**WHAT YOU SHOULD DO**
Images are excluded; otherwise, output every record exactly.

**RECORDED DATA**
"""
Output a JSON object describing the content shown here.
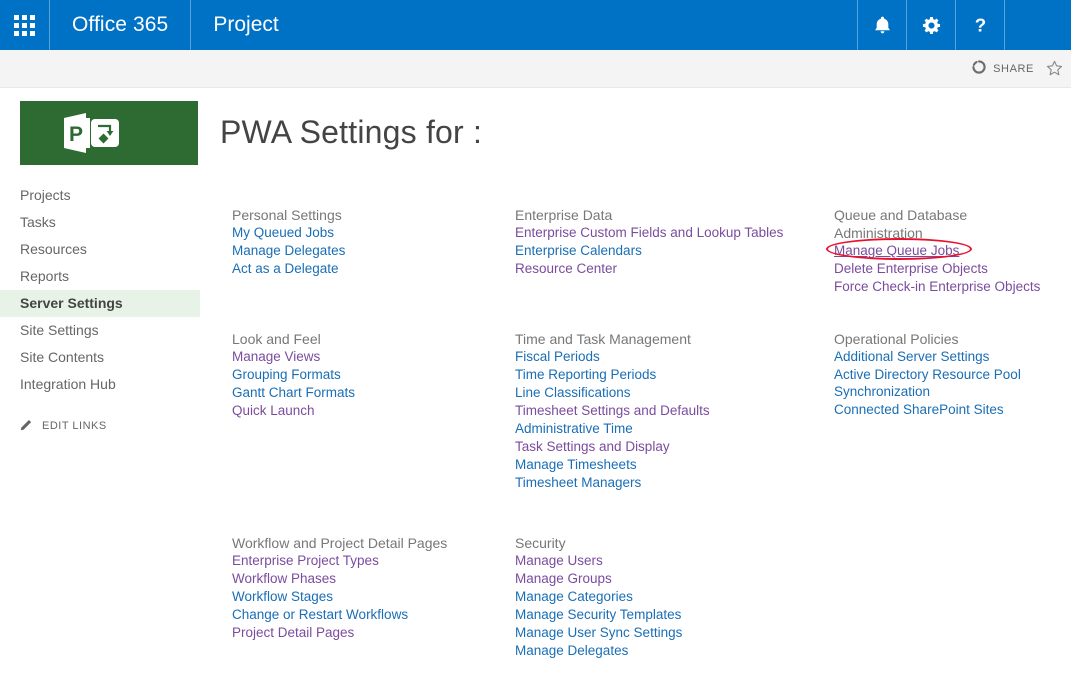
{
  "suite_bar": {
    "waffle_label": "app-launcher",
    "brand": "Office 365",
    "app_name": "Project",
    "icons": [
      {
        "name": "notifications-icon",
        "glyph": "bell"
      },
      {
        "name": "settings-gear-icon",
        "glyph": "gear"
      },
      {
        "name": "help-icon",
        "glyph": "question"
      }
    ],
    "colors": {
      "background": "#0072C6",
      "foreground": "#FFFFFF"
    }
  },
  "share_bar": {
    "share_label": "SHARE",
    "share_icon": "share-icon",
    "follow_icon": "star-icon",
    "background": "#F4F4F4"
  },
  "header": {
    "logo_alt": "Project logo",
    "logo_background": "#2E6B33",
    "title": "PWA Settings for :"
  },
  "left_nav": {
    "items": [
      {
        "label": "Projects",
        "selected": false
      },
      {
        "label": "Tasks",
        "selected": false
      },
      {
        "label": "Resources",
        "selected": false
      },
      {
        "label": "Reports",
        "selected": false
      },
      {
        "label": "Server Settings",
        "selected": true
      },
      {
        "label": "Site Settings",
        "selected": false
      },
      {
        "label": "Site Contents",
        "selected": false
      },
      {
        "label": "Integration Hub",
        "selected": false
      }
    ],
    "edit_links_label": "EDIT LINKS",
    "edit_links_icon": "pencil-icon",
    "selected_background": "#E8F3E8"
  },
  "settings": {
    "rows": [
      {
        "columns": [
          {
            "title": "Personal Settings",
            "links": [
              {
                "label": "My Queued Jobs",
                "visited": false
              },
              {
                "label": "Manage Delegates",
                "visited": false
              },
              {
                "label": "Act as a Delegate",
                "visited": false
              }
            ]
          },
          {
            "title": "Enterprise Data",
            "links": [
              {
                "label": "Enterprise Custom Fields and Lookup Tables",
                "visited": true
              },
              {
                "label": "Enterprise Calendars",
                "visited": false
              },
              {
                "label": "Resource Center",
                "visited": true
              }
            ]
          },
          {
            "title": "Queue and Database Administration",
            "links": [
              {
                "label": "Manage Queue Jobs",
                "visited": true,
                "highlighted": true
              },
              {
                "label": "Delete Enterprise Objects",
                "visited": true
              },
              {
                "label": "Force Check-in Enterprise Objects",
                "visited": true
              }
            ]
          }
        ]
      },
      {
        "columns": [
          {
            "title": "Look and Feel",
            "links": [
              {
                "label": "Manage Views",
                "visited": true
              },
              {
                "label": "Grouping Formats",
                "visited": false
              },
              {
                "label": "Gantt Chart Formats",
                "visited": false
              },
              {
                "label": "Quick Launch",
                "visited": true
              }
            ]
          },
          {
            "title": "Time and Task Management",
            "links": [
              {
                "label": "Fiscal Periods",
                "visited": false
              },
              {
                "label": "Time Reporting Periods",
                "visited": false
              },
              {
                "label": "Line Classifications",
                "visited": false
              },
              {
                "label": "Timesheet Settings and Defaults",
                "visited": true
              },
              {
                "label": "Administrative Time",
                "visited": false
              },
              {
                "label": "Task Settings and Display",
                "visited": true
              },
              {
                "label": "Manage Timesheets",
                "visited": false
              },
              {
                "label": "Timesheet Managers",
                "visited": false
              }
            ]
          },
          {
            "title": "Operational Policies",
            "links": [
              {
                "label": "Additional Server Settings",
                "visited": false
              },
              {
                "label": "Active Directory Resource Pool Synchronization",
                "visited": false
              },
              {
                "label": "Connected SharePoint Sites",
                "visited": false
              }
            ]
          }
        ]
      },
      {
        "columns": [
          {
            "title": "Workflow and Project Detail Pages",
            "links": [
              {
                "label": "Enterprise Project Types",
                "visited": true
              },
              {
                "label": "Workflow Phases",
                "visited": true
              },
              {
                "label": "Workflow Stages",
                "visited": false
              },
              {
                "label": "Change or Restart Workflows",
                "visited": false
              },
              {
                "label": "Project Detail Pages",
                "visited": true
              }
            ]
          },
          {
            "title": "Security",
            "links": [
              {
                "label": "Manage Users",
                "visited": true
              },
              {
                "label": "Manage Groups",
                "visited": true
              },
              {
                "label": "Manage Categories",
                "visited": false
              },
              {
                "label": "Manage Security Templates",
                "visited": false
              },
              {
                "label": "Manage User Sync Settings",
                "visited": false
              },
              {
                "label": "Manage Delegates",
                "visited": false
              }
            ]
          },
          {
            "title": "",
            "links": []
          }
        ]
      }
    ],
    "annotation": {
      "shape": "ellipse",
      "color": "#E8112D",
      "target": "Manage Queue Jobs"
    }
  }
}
"""
**RESPONSE TO THE EXERCISE**
Output a JSON object describing the content shown here.
{
  "suite_bar": {
    "waffle_label": "app-launcher",
    "brand": "Office 365",
    "app_name": "Project",
    "icons": [
      {
        "name": "notifications-icon",
        "glyph": "bell"
      },
      {
        "name": "settings-gear-icon",
        "glyph": "gear"
      },
      {
        "name": "help-icon",
        "glyph": "question"
      }
    ],
    "colors": {
      "background": "#0072C6",
      "foreground": "#FFFFFF"
    }
  },
  "share_bar": {
    "share_label": "SHARE",
    "share_icon": "share-icon",
    "follow_icon": "star-icon",
    "background": "#F4F4F4"
  },
  "header": {
    "logo_alt": "Project logo",
    "logo_background": "#2E6B33",
    "title": "PWA Settings for :"
  },
  "left_nav": {
    "items": [
      {
        "label": "Projects",
        "selected": false
      },
      {
        "label": "Tasks",
        "selected": false
      },
      {
        "label": "Resources",
        "selected": false
      },
      {
        "label": "Reports",
        "selected": false
      },
      {
        "label": "Server Settings",
        "selected": true
      },
      {
        "label": "Site Settings",
        "selected": false
      },
      {
        "label": "Site Contents",
        "selected": false
      },
      {
        "label": "Integration Hub",
        "selected": false
      }
    ],
    "edit_links_label": "EDIT LINKS",
    "edit_links_icon": "pencil-icon",
    "selected_background": "#E8F3E8"
  },
  "settings": {
    "rows": [
      {
        "columns": [
          {
            "title": "Personal Settings",
            "links": [
              {
                "label": "My Queued Jobs",
                "visited": false
              },
              {
                "label": "Manage Delegates",
                "visited": false
              },
              {
                "label": "Act as a Delegate",
                "visited": false
              }
            ]
          },
          {
            "title": "Enterprise Data",
            "links": [
              {
                "label": "Enterprise Custom Fields and Lookup Tables",
                "visited": true
              },
              {
                "label": "Enterprise Calendars",
                "visited": false
              },
              {
                "label": "Resource Center",
                "visited": true
              }
            ]
          },
          {
            "title": "Queue and Database Administration",
            "links": [
              {
                "label": "Manage Queue Jobs",
                "visited": true,
                "highlighted": true
              },
              {
                "label": "Delete Enterprise Objects",
                "visited": true
              },
              {
                "label": "Force Check-in Enterprise Objects",
                "visited": true
              }
            ]
          }
        ]
      },
      {
        "columns": [
          {
            "title": "Look and Feel",
            "links": [
              {
                "label": "Manage Views",
                "visited": true
              },
              {
                "label": "Grouping Formats",
                "visited": false
              },
              {
                "label": "Gantt Chart Formats",
                "visited": false
              },
              {
                "label": "Quick Launch",
                "visited": true
              }
            ]
          },
          {
            "title": "Time and Task Management",
            "links": [
              {
                "label": "Fiscal Periods",
                "visited": false
              },
              {
                "label": "Time Reporting Periods",
                "visited": false
              },
              {
                "label": "Line Classifications",
                "visited": false
              },
              {
                "label": "Timesheet Settings and Defaults",
                "visited": true
              },
              {
                "label": "Administrative Time",
                "visited": false
              },
              {
                "label": "Task Settings and Display",
                "visited": true
              },
              {
                "label": "Manage Timesheets",
                "visited": false
              },
              {
                "label": "Timesheet Managers",
                "visited": false
              }
            ]
          },
          {
            "title": "Operational Policies",
            "links": [
              {
                "label": "Additional Server Settings",
                "visited": false
              },
              {
                "label": "Active Directory Resource Pool Synchronization",
                "visited": false
              },
              {
                "label": "Connected SharePoint Sites",
                "visited": false
              }
            ]
          }
        ]
      },
      {
        "columns": [
          {
            "title": "Workflow and Project Detail Pages",
            "links": [
              {
                "label": "Enterprise Project Types",
                "visited": true
              },
              {
                "label": "Workflow Phases",
                "visited": true
              },
              {
                "label": "Workflow Stages",
                "visited": false
              },
              {
                "label": "Change or Restart Workflows",
                "visited": false
              },
              {
                "label": "Project Detail Pages",
                "visited": true
              }
            ]
          },
          {
            "title": "Security",
            "links": [
              {
                "label": "Manage Users",
                "visited": true
              },
              {
                "label": "Manage Groups",
                "visited": true
              },
              {
                "label": "Manage Categories",
                "visited": false
              },
              {
                "label": "Manage Security Templates",
                "visited": false
              },
              {
                "label": "Manage User Sync Settings",
                "visited": false
              },
              {
                "label": "Manage Delegates",
                "visited": false
              }
            ]
          },
          {
            "title": "",
            "links": []
          }
        ]
      }
    ],
    "annotation": {
      "shape": "ellipse",
      "color": "#E8112D",
      "target": "Manage Queue Jobs"
    }
  }
}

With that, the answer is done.